## Raw records
——
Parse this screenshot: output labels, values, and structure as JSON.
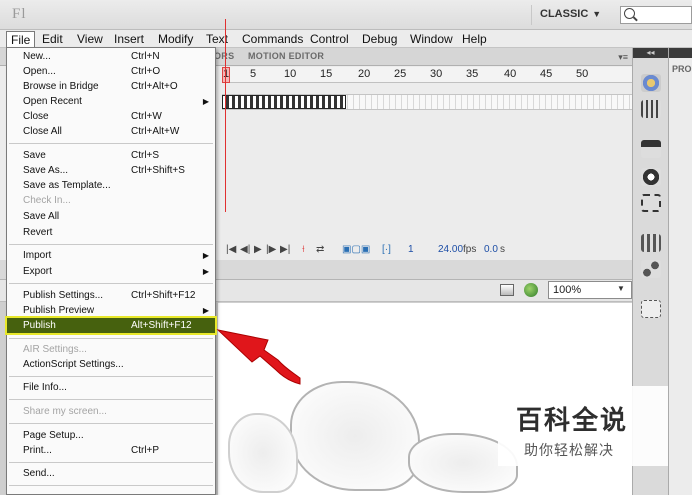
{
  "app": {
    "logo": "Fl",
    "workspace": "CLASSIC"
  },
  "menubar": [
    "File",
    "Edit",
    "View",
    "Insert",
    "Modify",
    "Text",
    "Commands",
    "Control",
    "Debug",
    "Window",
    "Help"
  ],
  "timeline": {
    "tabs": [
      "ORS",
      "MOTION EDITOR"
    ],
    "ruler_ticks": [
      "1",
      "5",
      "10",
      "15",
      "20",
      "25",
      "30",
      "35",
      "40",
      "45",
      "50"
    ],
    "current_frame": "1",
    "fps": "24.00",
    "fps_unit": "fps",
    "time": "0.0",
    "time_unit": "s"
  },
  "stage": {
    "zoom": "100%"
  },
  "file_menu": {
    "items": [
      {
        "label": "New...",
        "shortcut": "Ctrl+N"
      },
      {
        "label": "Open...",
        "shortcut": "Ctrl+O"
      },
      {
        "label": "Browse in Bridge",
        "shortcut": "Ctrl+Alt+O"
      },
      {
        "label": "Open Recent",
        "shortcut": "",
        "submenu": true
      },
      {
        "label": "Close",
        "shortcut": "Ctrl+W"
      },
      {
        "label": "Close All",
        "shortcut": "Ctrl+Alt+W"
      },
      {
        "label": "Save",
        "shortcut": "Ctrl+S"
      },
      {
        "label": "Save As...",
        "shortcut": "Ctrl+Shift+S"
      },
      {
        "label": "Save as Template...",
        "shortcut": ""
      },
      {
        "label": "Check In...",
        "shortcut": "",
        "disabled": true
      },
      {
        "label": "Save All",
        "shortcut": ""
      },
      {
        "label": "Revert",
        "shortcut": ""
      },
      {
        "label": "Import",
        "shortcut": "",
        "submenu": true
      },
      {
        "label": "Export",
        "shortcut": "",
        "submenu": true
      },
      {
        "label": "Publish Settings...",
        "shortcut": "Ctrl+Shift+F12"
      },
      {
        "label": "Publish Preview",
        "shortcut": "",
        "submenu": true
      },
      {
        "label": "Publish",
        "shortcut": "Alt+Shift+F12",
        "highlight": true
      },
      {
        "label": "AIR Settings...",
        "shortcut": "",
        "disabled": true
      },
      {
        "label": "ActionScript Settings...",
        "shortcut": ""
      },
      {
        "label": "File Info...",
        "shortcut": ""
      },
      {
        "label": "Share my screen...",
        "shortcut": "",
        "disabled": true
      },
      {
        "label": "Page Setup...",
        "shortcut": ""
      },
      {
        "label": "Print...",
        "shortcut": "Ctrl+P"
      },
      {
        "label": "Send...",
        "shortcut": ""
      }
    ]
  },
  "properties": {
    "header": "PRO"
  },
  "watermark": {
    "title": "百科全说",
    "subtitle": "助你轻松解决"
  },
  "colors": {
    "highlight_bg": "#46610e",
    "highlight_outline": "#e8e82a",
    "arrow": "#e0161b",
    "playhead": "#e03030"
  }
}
——
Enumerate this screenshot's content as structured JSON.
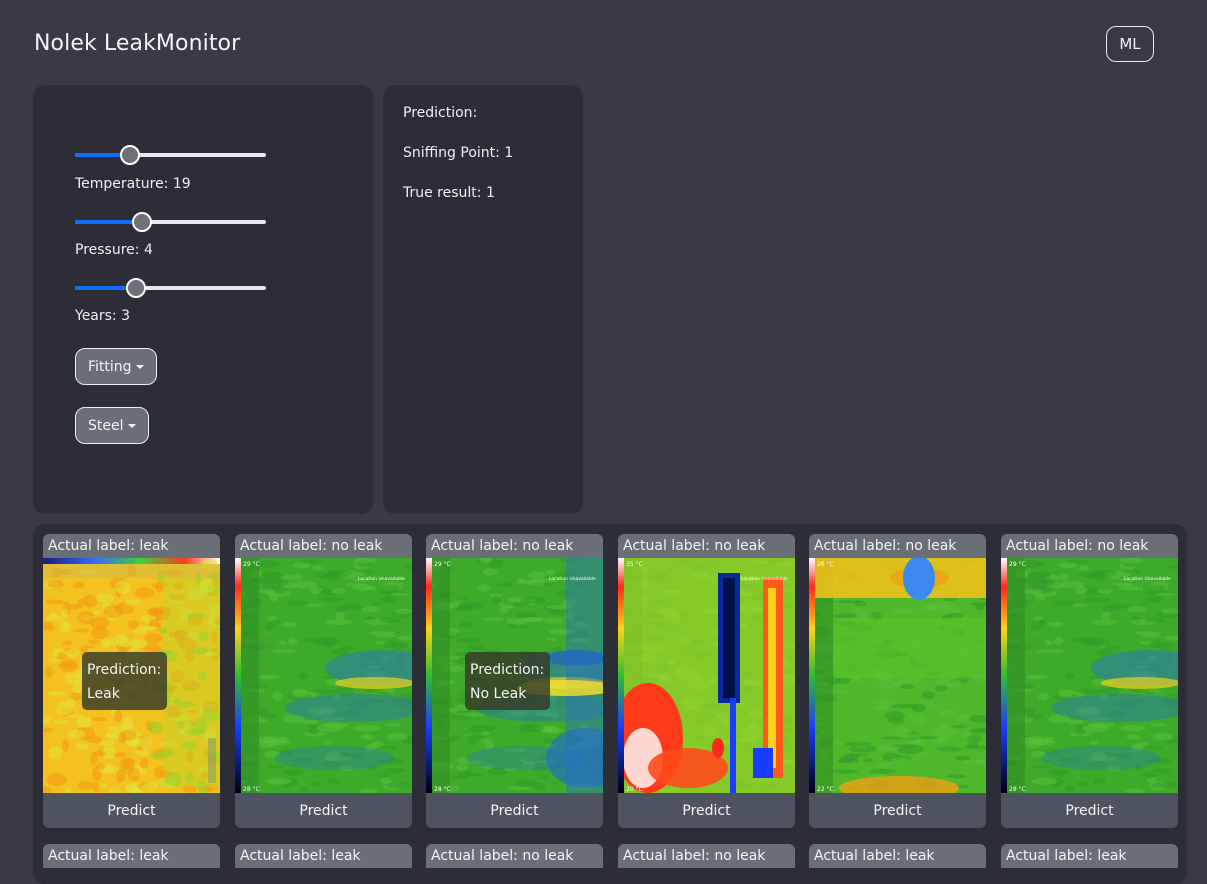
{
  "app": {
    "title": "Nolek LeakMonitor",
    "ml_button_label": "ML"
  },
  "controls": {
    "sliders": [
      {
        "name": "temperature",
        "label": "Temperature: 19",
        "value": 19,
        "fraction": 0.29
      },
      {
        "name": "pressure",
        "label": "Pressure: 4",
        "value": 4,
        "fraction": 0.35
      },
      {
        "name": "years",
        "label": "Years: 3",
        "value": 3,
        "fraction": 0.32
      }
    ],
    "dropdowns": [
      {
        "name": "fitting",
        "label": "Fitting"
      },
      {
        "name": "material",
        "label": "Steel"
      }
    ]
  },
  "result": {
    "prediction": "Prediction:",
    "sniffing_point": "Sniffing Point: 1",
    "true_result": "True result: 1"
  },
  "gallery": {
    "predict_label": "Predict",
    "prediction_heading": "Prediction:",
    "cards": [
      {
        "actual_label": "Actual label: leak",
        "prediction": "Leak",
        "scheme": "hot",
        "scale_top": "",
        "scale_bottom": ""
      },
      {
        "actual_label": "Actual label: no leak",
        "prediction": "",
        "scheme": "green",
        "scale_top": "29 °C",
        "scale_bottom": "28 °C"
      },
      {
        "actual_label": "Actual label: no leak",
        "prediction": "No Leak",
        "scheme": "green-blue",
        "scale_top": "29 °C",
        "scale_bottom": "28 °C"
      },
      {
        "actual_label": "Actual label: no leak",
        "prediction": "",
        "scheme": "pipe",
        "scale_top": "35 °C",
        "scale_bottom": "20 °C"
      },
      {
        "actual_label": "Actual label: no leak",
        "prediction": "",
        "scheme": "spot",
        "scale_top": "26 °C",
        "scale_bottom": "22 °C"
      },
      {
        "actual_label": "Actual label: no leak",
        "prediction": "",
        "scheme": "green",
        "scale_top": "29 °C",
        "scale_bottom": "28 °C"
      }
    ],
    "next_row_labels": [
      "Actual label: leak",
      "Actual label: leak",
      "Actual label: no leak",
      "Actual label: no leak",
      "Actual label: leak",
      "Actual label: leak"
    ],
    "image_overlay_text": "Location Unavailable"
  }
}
——
## Task prompt
List all lines from the entries that include the word "screenshot".

## Response to this task
Parse this screenshot: output labels, values, and structure as JSON.
Enumerate this screenshot's content as structured JSON.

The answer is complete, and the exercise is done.